+++ DOCUMENT EXTRACT +++

*Best downloaded on a computer!*
As of Nov 2025 NOW WITH CLASSICAL ATTIC PRONUNCATION
(the original 2020 edition in Samosatene Lucian Pronunciation is included in this download)
This purchase includes:
• 8 hours 12 minutes of audio files teaching all the regular and most important irregular grammatical paradigms of:
- nouns
- verbs
- adjectives
- pronouns
- cardinal, ordinal, adverbial, and distributive numbers
- and more!
• An Excel spreadsheet document with 30 sub-sheets treating these paradigms, used for tracking your progress to total memorization!
Professor William C. Dowling of Rutgers University publicized his method to learning Latin at his webpage two decades ago (which appears no longer to be active):
http://www.wcdrutgers.net/Latin.htm
And I have adapted his method to Ancient Greek, with a strong emphasis on auditory and spoken input to increase the speed and permanence of memorization.

+++

**WORK INSTRUCTIONS**
A - Answer these questions using the course description, one line each:
(i) How much audio does the purchase include?
(ii) How many sub-sheets does the Excel spreadsheet have?
(iii) At which university was Professor William C. Dowling?
B - Summarize the course description in two sentences.
C - Write the next part of the course description, following on from its last sentence.

+++ DATA PROVIDED +++

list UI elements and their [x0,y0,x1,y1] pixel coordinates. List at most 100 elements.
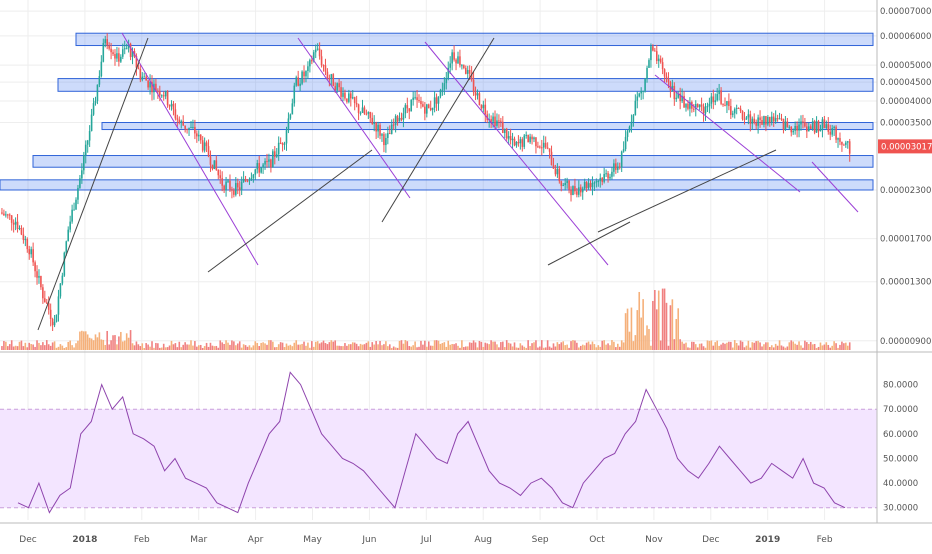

+++

**EXERCISE ANSWERS**
A -
(i) 8 hours 12 minutes
(ii) 30
(iii) Rutgers University

B - The purchase provides 8 hours 12 minutes of audio teaching the regular and most important irregular paradigms of nouns, verbs, adjectives, pronouns, numbers and more, along with an Excel spreadsheet of 30 sub-sheets for tracking progress to total memorization. As of November 2025 it uses Classical Attic pronunciation and includes the original 2020 edition in Samosatene Lucian pronunciation, and it adapts Professor William C. Dowling's method for learning Latin to Ancient Greek, emphasizing auditory and spoken input.

C -
INTRODUCTION TO THE METHOD
“The problem with Latin is that you can study it for six years and still not be able to read a Latin sentence,” writes Professor Dowling, who published his Method nearly two decades ago on a webpage that can still be found today:
http://www.wcdrutgers.net/Latin.htm
Note that this webpage no longer appears to exist,
but you can see facsimiles of the webpage in this video: https://youtu.be/_yflqUWKVVc
While William Dowling applied his technique to Latin, and I followed it achieving great success, I have adapted it for Ancient Greek.
The original Dowling Method is as simple as it is effective:
Stage 1) Understand the general idea of the grammatical cases and tenses of Ancient Greek.
Stage 2) Memorize all the regular and most important irregular grammatical paradigms of inflected nouns, adjectives, and verbs.
Stage 3) Immerse yourself in a graduated reader such as Thrasymachus, Thrasymachus’ Catabasis, Athenaze, Logos, Alexandros, Reading Greek, or Ancient Greek Alive.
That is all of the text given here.